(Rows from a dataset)

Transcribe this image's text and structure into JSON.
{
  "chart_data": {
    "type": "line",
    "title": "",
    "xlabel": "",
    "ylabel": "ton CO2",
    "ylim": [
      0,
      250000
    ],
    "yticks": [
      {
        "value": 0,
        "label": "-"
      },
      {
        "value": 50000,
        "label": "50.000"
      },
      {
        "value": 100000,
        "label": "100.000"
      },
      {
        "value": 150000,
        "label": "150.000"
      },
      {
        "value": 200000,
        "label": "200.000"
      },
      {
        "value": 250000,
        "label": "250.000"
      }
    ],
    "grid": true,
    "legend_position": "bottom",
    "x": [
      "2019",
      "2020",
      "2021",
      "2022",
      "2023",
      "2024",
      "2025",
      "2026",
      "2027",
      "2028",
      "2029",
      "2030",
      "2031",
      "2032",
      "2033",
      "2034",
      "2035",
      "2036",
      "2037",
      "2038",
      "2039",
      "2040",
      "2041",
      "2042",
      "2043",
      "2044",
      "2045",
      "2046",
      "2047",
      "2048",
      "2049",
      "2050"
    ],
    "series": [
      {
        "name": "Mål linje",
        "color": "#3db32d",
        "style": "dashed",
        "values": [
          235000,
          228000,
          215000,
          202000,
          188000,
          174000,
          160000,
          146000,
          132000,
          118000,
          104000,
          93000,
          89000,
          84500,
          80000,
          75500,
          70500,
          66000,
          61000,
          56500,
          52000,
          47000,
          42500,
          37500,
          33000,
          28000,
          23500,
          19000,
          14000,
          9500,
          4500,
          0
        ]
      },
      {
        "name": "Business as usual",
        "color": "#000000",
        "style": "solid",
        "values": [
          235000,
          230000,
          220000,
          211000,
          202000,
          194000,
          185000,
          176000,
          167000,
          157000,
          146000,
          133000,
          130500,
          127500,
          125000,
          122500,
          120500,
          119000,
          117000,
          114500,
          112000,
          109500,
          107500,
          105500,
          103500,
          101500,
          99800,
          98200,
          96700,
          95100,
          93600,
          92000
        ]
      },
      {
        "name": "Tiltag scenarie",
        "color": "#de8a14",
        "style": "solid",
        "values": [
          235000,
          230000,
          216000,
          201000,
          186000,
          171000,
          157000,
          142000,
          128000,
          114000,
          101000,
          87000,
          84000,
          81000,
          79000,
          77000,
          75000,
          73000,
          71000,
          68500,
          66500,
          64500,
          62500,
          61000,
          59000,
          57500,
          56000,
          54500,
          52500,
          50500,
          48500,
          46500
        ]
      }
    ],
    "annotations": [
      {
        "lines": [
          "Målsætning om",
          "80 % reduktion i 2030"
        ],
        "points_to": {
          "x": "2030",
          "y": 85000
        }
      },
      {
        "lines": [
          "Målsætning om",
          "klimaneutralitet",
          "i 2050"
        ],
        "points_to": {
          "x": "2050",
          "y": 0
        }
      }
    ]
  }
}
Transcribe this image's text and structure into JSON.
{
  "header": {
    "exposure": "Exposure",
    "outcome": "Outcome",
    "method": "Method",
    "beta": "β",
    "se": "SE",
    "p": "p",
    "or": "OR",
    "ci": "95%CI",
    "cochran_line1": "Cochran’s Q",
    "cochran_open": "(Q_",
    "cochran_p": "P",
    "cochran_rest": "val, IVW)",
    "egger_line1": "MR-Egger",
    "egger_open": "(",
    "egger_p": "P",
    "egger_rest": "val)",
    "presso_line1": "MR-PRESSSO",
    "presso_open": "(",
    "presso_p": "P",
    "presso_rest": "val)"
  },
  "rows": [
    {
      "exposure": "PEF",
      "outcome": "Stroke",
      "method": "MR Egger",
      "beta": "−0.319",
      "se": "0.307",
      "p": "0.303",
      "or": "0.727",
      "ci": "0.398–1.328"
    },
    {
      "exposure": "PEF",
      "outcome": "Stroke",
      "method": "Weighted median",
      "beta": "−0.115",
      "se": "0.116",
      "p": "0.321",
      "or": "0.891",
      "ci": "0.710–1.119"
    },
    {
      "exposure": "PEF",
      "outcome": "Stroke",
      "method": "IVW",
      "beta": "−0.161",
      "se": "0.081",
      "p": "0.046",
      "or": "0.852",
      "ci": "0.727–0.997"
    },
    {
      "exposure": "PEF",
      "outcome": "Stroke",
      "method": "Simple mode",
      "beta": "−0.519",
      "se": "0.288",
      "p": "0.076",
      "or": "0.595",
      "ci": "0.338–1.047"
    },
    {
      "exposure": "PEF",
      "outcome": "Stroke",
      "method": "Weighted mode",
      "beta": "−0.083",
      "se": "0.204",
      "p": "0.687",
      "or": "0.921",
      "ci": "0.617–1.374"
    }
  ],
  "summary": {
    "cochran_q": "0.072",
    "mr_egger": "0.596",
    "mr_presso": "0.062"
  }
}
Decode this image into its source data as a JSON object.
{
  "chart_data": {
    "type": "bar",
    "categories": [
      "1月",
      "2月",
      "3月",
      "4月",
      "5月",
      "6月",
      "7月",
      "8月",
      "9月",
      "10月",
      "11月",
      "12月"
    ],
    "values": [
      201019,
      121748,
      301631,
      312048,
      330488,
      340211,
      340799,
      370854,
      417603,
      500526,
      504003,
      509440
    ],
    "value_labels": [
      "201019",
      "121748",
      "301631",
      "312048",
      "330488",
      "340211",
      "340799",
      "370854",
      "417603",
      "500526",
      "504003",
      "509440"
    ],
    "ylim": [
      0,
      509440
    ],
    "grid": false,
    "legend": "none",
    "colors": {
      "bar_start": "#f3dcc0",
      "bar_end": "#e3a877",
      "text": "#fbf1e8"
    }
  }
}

__AIM OF THE TASK__.
Among the lines of the data, identify those with the word "Weighted". Copy each of them.

__RESULT FOR THIS TASK__.
      "method": "Weighted median",
      "method": "Weighted mode",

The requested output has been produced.